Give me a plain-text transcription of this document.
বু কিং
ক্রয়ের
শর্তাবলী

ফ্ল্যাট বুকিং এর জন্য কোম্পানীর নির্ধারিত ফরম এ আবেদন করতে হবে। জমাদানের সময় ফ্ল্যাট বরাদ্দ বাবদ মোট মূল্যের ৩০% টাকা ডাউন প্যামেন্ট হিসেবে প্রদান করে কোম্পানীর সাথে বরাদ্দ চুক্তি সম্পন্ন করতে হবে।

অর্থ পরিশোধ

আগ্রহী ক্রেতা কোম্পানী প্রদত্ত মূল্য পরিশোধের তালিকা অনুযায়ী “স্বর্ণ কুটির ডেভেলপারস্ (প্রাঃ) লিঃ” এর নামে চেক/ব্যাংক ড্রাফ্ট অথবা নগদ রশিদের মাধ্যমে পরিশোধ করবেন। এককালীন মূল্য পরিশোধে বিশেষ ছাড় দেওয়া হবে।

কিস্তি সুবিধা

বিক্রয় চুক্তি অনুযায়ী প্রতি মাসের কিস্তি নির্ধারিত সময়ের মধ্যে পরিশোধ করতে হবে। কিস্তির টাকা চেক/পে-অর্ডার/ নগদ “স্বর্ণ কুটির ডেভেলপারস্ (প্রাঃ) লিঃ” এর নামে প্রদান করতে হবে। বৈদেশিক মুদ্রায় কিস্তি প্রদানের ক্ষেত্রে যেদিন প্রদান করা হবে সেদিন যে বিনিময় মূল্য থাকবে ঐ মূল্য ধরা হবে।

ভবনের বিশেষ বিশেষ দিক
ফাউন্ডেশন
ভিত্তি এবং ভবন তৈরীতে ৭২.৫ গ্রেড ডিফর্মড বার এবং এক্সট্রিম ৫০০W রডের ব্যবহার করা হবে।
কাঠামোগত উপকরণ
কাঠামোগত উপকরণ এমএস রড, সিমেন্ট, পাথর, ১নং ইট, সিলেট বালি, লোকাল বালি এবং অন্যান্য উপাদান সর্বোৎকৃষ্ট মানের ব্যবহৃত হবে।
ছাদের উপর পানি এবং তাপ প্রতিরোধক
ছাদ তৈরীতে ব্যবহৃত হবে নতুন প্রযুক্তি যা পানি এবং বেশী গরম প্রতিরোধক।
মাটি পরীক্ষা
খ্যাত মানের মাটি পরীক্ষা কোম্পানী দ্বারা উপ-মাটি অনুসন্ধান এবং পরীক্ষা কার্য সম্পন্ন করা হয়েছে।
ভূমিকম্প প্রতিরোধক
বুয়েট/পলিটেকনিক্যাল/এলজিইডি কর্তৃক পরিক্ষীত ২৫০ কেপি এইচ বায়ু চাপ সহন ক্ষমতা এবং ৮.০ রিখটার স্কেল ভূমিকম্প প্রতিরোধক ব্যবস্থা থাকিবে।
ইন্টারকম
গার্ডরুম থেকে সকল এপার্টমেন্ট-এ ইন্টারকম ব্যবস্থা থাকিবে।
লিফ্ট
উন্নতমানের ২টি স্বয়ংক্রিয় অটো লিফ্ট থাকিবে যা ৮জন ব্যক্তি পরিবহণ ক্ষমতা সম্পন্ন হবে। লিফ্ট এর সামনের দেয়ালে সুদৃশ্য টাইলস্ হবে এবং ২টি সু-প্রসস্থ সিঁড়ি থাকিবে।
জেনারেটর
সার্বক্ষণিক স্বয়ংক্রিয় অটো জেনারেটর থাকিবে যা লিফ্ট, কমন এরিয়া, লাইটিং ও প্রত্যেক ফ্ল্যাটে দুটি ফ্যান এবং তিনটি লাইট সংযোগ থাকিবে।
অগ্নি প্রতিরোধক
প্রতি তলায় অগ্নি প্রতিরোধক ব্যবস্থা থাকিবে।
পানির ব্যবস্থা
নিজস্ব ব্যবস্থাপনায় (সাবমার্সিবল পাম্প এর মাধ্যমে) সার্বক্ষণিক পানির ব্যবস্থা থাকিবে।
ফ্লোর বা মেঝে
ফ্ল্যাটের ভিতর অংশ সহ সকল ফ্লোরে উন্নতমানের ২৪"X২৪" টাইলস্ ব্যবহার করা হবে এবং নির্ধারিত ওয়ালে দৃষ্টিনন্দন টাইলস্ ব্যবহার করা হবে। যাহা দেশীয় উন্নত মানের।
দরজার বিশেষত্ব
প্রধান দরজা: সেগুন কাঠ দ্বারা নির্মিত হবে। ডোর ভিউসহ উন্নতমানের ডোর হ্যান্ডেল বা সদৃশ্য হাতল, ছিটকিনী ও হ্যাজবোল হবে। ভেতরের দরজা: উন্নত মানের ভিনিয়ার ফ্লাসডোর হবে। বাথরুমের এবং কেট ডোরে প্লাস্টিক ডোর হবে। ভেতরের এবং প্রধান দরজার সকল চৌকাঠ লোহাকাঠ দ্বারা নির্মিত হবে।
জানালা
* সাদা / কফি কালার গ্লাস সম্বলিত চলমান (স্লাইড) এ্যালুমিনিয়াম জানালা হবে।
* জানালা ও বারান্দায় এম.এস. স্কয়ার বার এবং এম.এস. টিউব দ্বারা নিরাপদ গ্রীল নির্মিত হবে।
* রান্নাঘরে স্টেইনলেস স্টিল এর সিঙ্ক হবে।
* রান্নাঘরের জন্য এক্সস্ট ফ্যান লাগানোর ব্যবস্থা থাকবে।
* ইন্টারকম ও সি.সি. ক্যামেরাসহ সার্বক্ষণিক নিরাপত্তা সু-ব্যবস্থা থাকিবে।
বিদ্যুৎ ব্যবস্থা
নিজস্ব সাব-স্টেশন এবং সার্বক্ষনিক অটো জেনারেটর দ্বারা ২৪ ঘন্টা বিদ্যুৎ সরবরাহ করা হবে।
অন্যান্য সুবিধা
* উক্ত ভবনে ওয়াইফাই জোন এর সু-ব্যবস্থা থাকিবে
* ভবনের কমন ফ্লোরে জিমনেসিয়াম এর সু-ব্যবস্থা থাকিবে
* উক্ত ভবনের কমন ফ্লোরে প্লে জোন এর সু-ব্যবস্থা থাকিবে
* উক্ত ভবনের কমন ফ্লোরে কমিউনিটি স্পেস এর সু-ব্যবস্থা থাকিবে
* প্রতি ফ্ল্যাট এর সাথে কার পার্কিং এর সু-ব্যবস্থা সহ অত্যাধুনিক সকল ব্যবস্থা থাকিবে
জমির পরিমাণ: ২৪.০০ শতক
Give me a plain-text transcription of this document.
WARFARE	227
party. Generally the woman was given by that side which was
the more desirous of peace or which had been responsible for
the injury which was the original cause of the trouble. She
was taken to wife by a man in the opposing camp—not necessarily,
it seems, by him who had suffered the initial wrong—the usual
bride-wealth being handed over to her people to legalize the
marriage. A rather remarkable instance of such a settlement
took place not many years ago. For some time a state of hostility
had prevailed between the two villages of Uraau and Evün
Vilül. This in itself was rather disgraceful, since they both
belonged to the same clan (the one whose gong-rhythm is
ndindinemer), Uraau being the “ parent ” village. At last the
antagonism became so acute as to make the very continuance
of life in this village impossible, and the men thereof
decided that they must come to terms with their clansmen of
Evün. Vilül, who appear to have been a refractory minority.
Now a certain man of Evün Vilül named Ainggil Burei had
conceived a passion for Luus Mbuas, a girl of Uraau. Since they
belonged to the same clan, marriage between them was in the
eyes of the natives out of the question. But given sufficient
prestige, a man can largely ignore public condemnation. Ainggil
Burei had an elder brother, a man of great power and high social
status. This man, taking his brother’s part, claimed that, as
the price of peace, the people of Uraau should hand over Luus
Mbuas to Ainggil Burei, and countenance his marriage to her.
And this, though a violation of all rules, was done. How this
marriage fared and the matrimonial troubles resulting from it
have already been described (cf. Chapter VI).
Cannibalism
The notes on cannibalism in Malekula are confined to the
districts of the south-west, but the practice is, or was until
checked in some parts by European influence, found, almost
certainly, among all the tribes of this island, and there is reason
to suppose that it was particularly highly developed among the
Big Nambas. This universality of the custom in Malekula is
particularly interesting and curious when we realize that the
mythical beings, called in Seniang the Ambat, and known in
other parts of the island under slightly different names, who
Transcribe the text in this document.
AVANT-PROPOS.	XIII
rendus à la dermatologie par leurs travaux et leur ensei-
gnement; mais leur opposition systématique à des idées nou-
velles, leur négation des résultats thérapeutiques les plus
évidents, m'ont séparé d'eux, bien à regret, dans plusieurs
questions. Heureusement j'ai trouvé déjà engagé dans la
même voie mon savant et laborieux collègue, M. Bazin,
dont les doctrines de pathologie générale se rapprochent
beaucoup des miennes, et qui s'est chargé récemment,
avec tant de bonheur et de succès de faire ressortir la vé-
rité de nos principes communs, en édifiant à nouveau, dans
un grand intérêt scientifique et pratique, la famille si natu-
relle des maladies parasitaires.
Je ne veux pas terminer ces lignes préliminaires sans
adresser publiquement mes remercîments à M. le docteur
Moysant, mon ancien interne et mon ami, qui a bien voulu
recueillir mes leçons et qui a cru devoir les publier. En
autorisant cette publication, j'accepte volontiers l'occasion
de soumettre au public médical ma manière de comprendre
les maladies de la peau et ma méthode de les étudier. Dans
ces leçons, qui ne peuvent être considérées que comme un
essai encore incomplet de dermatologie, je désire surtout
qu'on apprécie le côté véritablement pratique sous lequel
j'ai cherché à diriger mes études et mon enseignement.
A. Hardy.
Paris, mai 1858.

•••

**DIRECTION:** In the material above, show every line where the word "that" turns up.

**FULL RESPONSE:**
party. Generally the woman was given by that side which was
decided that they must come to terms with their clansmen of
status. This man, taking his brother’s part, claimed that, as
to suppose that it was particularly highly developed among the
particularly interesting and curious when we realize that the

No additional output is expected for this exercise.